# Goal:
Could you put the lines below into a JSON list of strings, with one string per line, blank lines skipped, and the picture left out?

** start Dataset **

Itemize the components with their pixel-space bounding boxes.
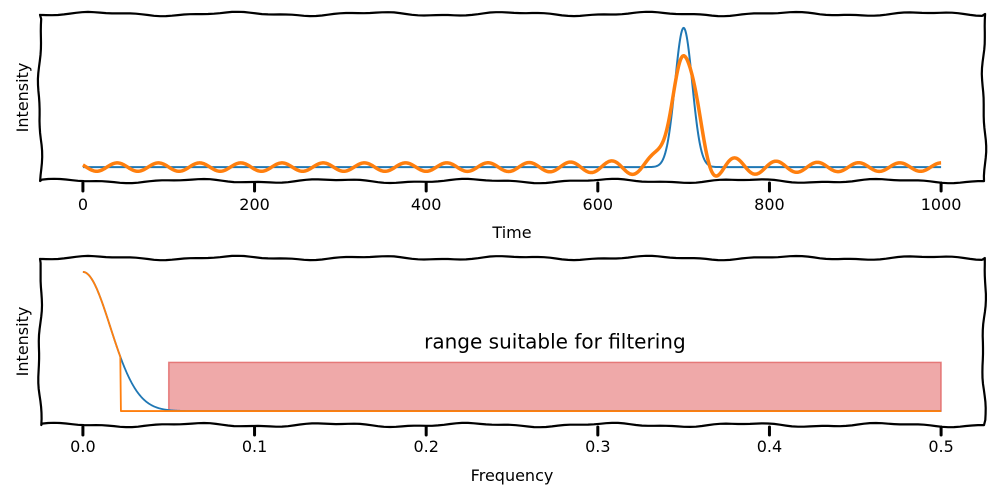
x-tick-label: 0.2 <box>413 437 438 456</box>
shaded-filter-range <box>167 361 942 412</box>
plot-frame <box>37 254 987 429</box>
x-tick-label: 0.0 <box>70 437 95 456</box>
y-axis-label: Intensity <box>13 307 32 377</box>
x-tick-label: 400 <box>411 195 442 214</box>
x-tick-label: 0.1 <box>242 437 267 456</box>
x-axis-label: Frequency <box>471 466 554 485</box>
x-tick-label: 0.3 <box>585 437 610 456</box>
frequency-domain-plot: 0.0 0.1 0.2 0.3 0.4 0.5 Frequency Intensity rang… <box>13 254 987 485</box>
time-domain-plot: 0 200 400 600 800 1000 Time Intensity <box>13 10 988 242</box>
x-tick-label: 600 <box>583 195 614 214</box>
y-axis-label: Intensity <box>13 63 32 133</box>
series-line-2 <box>82 271 942 412</box>
plot-frame <box>36 10 988 185</box>
x-tick-label: 0 <box>78 195 88 214</box>
annotation-text: range suitable for filtering <box>424 329 685 353</box>
series-line-2 <box>81 54 943 178</box>
x-tick-label: 800 <box>754 195 785 214</box>
x-axis-label: Time <box>491 223 531 242</box>
x-tick-label: 200 <box>239 195 270 214</box>
x-tick-label: 0.5 <box>928 437 953 456</box>
series-line-1 <box>82 26 942 169</box>
x-tick-label: 1000 <box>921 195 962 214</box>
x-tick-label: 0.4 <box>757 437 782 456</box>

** end Dataset **

# Final result:
[
  "Itemize the components with their pixel-space bounding boxes.",
  "x-tick-label: 0.2 <box>413 437 438 456</box>",
  "shaded-filter-range <box>167 361 942 412</box>",
  "plot-frame <box>37 254 987 429</box>",
  "x-tick-label: 0.0 <box>70 437 95 456</box>",
  "y-axis-label: Intensity <box>13 307 32 377</box>",
  "x-tick-label: 400 <box>411 195 442 214</box>",
  "x-tick-label: 0.1 <box>242 437 267 456</box>",
  "x-axis-label: Frequency <box>471 466 554 485</box>",
  "x-tick-label: 0.3 <box>585 437 610 456</box>",
  "frequency-domain-plot: 0.0 0.1 0.2 0.3 0.4 0.5 Frequency Intensity rang… <box>13 254 987 485</box>",
  "time-domain-plot: 0 200 400 600 800 1000 Time Intensity <box>13 10 988 242</box>",
  "x-tick-label: 600 <box>583 195 614 214</box>",
  "y-axis-label: Intensity <box>13 63 32 133</box>",
  "series-line-2 <box>82 271 942 412</box>",
  "plot-frame <box>36 10 988 185</box>",
  "x-tick-label: 0 <box>78 195 88 214</box>",
  "annotation-text: range suitable for filtering <box>424 329 685 353</box>",
  "series-line-2 <box>81 54 943 178</box>",
  "x-tick-label: 800 <box>754 195 785 214</box>",
  "x-axis-label: Time <box>491 223 531 242</box>",
  "x-tick-label: 200 <box>239 195 270 214</box>",
  "x-tick-label: 0.5 <box>928 437 953 456</box>",
  "series-line-1 <box>82 26 942 169</box>",
  "x-tick-label: 1000 <box>921 195 962 214</box>",
  "x-tick-label: 0.4 <box>757 437 782 456</box>"
]